Stated goal:
Your task is to copy each line that has the word "слой".

--- Provided data ---

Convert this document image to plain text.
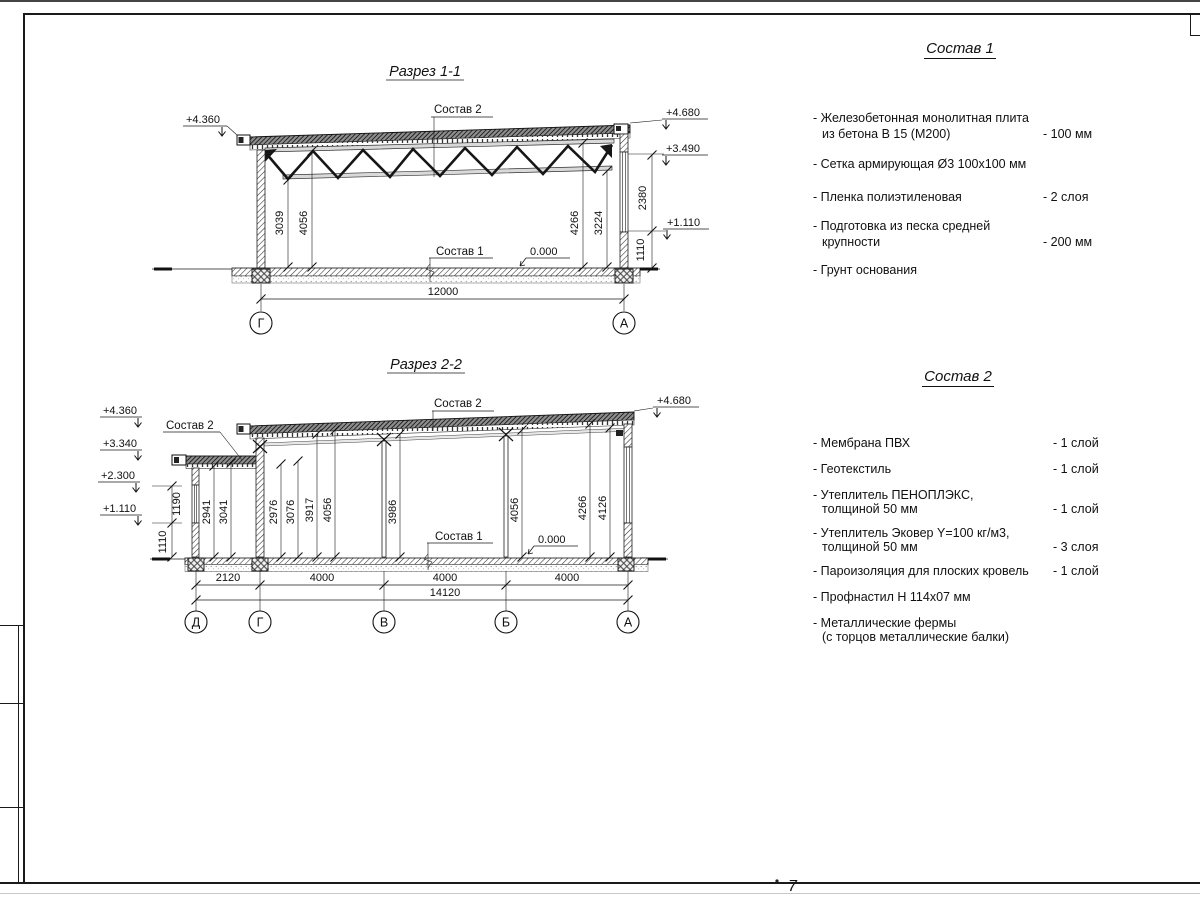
Разрез 1-1
3039 4056	4266 3224
2380
1110
+4.360
+4.680
+3.490
+1.110
Состав 2
Состав 1	0.000
12000
Г	А
Разрез 2-2
1110
1190 2941 3041	2976 3076 3917 4056	3986	4056	4266 4126
+4.360
+3.340
+2.300
+1.110
+4.680
Состав 2
Состав 2
Состав 1	0.000
2120	4000	4000	4000
14120
Д	Г	В	Б	А
7
Состав 1
- Железобетонная монолитная плита
из бетона В 15 (М200)	- 100 мм
- Сетка армирующая Ø3 100х100 мм
- Пленка полиэтиленовая	- 2 слоя
- Подготовка из песка средней
крупности	- 200 мм
- Грунт основания
Состав 2
- Мембрана ПВХ	- 1 слой
- Геотекстиль	- 1 слой
- Утеплитель ПЕНОПЛЭКС,
толщиной 50 мм	- 1 слой
- Утеплитель Эковер Y=100 кг/м3,
толщиной 50 мм	- 3 слоя
- Пароизоляция для плоских кровель - 1 слой
- Профнастил Н 114х07 мм
- Металлические фермы
(с торцов металлические балки)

---

Full solution:
- Мембрана ПВХ	- 1 слой
- Геотекстиль	- 1 слой
толщиной 50 мм	- 1 слой
- Пароизоляция для плоских кровель - 1 слой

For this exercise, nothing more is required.